— START DATA ENTRIES —

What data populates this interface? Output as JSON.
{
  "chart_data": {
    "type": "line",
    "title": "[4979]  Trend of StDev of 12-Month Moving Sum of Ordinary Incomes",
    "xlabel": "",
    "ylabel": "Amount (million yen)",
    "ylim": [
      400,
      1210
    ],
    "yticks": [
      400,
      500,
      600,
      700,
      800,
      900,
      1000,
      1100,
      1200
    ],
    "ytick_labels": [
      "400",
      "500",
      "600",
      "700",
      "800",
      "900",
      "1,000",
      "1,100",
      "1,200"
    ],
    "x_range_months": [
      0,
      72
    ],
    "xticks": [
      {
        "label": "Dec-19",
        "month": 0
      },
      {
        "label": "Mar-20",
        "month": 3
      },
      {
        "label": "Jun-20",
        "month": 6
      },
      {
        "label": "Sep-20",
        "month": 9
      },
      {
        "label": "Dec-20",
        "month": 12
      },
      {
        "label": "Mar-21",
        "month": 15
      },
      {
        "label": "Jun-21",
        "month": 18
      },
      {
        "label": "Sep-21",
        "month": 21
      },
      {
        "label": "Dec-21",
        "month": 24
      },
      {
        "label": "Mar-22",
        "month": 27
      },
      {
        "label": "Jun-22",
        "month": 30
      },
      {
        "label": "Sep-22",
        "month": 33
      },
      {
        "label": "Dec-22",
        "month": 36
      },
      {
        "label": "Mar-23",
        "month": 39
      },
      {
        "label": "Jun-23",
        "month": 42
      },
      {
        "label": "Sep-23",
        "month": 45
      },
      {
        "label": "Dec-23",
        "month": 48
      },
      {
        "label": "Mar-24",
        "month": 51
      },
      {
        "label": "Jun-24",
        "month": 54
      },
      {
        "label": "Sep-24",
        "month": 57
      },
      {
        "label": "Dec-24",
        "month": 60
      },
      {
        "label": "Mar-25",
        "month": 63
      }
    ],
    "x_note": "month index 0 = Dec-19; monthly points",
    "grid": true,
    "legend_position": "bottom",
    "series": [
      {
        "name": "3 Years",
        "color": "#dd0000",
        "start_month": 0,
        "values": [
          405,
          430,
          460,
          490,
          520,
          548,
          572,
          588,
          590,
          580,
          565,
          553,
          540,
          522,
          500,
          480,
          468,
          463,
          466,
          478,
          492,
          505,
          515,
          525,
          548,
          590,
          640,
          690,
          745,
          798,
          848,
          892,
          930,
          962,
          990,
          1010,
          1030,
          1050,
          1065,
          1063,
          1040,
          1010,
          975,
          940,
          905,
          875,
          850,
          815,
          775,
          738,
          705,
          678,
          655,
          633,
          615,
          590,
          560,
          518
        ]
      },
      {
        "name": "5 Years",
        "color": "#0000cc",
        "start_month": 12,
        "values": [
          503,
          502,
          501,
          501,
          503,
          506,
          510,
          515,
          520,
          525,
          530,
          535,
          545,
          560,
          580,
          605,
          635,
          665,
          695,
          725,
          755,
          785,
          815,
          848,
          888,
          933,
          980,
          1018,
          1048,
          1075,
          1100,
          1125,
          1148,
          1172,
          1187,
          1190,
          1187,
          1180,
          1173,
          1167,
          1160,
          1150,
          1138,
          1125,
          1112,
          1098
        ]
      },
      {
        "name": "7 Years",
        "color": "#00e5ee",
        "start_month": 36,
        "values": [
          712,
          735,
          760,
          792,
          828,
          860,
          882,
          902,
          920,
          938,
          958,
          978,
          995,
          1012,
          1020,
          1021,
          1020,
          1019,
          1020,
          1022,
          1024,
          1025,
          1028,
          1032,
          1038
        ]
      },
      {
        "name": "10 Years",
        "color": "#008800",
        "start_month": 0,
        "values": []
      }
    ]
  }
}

— END DATA ENTRIES —

* WHAT IS BEING ASKED *
Report each line in the preceding entries that holds the string "Years".

* FINAL ANSWER *
        "name": "3 Years",
        "name": "5 Years",
        "name": "7 Years",
        "name": "10 Years",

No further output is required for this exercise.